Görev Gereksinimleri
(A) Okuma metnine göre Hanzala Çeviri'nin en önemli amaçlarından biri nedir?
(B) Okuma metninde "Instagram hesabınızda kendinizi" ifadesinden "bu yola çıktınız?" ifadesine kadar olan bölümü hiç değiştirmeden yazın.

··· Okuma Metni ···

3 SORU 3 CEVAP

3 SORU 3 CEVAP
Giriş Tarihi: 1.4.2024 11:18 Son Güncelleme: 1.4.2024 11:19
SAYI:111
Hanzala Çeviri olarak en önemli amaçlarımızdan biri Filistinlilerin seslerini duyurmak ve maruz kaldıkları sistematik sansürü kırmalarına destek olmak.

Filistin, tüm insanları zulme karşı tek yürek olmaya çağırıyor

Hanzala Çeviri
Gönüllü platform

Instagram hesabınızda kendinizi "Zeytinin ve limonun ülkesine dair önemli gönderileri Türkçeye çevirmeyi hedefleyen gönüllü platform" olarak tanımlıyorsunuz. Öncelikle bunu neden kendinize bir amaç olarak edindiniz? Nasıl bir ihtiyaç sonucu bu yola çıktınız?

··· Verilen Bilgiler ···

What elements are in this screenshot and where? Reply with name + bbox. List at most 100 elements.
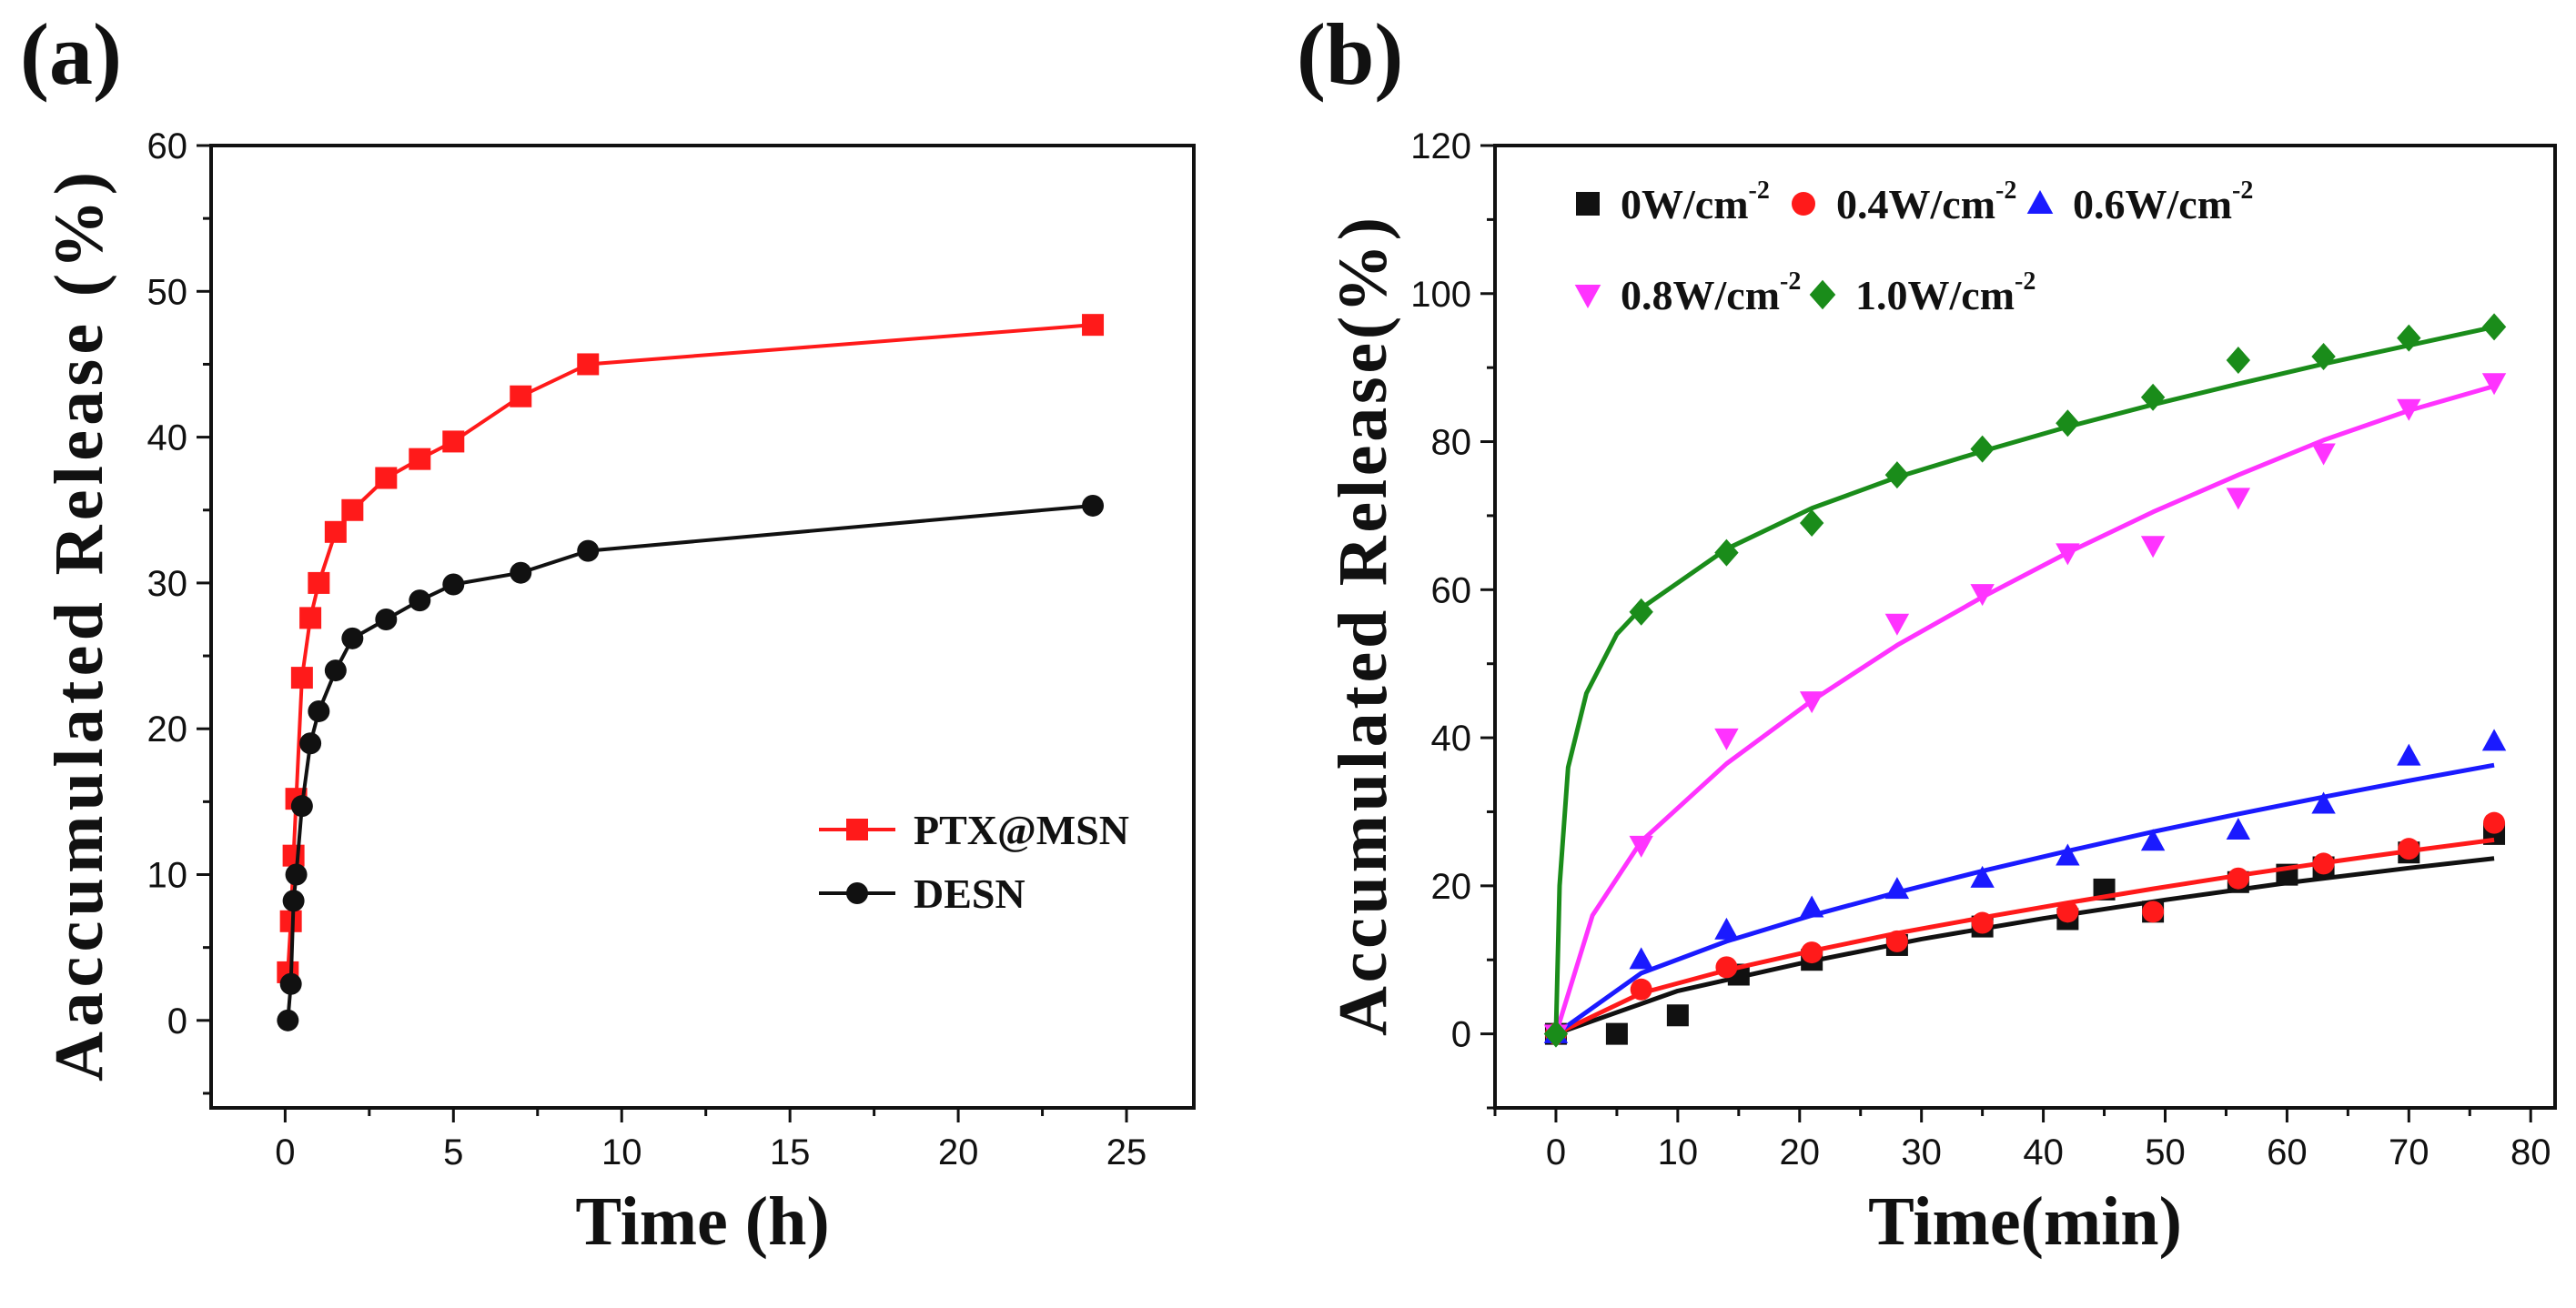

···

Görev Bazında Cevaplar
(A) Filistinlilerin seslerini duyurmak ve maruz kaldıkları sistematik sansürü kırmalarına destek olmak.

(B)
Instagram hesabınızda kendinizi "Zeytinin ve limonun ülkesine dair önemli gönderileri Türkçeye çevirmeyi hedefleyen gönüllü platform" olarak tanımlıyorsunuz. Öncelikle bunu neden kendinize bir amaç olarak edindiniz? Nasıl bir ihtiyaç sonucu bu yola çıktınız?